Show every line in the entries below where the word "like" appears.

[Data records]
:::::

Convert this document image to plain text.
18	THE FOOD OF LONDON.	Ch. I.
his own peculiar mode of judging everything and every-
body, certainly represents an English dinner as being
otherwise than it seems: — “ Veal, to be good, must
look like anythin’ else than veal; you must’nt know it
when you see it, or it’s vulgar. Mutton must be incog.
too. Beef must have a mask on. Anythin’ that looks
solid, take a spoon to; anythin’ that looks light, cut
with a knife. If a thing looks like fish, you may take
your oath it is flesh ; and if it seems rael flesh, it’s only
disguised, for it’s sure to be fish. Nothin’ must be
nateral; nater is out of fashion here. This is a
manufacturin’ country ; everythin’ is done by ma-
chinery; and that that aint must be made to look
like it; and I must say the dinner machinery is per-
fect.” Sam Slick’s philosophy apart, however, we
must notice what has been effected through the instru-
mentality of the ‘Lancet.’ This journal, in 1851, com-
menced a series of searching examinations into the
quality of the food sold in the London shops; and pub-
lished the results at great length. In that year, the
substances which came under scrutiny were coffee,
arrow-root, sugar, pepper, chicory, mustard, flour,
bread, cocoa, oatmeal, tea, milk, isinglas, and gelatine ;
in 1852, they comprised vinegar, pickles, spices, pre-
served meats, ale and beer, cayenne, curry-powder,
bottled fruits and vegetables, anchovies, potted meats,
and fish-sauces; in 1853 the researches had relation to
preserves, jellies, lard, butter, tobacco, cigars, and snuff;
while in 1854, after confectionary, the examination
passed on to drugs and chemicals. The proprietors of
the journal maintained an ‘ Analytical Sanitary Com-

:::::

[PROBLEM SOLUTION]
look like anythin’ else than veal; you must’nt know it
with a knife. If a thing looks like fish, you may take
like it; and I must say the dinner machinery is per-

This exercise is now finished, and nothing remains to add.